Problem description =>
Among the entries below, count the lines that contain the word "size". Write down only the total.

Records to use =>
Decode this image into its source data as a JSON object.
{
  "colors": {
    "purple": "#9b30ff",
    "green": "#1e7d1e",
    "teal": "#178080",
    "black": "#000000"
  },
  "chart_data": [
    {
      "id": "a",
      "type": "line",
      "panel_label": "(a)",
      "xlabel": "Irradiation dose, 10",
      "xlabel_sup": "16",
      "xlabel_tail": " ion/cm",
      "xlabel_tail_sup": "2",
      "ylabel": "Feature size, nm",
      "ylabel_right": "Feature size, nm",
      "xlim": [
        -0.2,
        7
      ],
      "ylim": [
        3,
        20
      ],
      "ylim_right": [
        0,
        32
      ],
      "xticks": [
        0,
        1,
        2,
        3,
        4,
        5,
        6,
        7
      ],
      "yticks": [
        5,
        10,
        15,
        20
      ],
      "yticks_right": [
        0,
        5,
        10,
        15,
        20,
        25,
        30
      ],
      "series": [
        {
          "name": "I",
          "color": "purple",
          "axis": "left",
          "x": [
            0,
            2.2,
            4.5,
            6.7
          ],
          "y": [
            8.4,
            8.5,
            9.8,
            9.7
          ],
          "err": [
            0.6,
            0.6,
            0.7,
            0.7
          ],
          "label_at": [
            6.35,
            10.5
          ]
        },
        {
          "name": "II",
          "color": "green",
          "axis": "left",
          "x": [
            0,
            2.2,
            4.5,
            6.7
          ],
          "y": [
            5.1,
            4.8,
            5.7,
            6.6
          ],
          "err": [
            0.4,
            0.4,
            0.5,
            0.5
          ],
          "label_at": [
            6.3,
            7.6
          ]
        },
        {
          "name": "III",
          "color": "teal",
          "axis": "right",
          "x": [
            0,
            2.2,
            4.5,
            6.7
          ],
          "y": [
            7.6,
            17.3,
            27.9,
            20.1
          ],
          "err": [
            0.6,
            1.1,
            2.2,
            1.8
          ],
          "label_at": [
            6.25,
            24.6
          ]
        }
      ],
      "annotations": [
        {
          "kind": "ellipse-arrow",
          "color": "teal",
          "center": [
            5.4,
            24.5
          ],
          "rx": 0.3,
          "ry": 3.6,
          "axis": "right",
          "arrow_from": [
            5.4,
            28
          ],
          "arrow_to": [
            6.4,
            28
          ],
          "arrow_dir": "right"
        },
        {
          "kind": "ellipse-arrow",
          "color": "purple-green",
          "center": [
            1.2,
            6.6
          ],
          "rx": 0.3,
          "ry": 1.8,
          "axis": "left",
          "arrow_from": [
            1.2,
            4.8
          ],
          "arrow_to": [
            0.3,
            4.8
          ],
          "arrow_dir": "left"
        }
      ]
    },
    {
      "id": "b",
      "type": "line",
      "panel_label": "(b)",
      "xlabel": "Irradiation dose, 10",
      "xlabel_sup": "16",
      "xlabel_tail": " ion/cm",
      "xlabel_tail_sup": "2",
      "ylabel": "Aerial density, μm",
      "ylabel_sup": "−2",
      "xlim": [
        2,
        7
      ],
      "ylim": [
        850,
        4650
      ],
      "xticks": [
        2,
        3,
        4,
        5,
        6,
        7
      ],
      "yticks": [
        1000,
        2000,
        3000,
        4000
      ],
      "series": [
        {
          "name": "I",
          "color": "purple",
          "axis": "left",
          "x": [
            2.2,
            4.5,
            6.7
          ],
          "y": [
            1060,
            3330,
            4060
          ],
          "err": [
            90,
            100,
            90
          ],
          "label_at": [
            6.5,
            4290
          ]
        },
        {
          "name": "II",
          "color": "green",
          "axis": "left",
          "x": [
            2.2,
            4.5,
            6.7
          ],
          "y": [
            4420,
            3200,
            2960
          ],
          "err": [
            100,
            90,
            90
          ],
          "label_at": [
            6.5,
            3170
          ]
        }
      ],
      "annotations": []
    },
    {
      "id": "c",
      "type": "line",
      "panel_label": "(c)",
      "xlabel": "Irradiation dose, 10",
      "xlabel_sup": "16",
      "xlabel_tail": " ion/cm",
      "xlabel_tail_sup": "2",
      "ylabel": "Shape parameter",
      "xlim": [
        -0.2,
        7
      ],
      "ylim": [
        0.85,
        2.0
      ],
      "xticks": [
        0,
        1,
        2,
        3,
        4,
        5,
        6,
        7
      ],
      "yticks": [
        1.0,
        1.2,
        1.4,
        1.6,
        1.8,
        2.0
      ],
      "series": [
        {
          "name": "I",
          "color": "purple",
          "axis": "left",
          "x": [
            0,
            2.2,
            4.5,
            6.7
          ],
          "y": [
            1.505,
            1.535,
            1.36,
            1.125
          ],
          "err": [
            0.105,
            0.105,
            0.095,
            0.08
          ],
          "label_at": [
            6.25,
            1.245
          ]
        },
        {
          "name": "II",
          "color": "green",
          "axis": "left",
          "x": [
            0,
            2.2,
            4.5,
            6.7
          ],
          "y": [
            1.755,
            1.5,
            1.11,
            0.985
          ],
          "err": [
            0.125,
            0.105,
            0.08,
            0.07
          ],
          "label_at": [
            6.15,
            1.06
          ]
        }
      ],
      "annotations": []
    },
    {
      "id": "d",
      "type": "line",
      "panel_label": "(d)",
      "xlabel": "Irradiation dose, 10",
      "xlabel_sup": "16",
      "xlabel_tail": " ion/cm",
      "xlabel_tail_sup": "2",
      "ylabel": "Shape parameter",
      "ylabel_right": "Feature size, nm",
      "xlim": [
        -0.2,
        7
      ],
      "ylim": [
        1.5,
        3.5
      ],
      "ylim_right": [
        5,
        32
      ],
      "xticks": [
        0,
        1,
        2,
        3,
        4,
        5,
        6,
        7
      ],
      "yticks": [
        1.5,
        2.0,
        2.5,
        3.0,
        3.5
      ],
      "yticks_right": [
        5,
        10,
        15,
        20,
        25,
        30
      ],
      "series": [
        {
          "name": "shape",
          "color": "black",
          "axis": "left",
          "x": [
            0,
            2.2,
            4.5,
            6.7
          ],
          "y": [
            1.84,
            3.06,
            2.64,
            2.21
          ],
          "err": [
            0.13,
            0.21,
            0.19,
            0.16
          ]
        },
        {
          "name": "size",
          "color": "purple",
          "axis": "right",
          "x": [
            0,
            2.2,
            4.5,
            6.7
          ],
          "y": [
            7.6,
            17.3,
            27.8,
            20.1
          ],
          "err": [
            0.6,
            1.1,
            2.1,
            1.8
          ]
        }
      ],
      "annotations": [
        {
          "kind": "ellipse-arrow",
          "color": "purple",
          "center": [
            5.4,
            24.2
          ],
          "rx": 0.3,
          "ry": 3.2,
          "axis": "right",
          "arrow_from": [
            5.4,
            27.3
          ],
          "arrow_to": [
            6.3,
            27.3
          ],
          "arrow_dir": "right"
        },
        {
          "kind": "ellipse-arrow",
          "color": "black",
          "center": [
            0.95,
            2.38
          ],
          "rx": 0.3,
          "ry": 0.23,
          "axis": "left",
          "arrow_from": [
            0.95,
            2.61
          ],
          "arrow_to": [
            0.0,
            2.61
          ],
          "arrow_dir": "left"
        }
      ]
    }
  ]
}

Exercise answer =>
4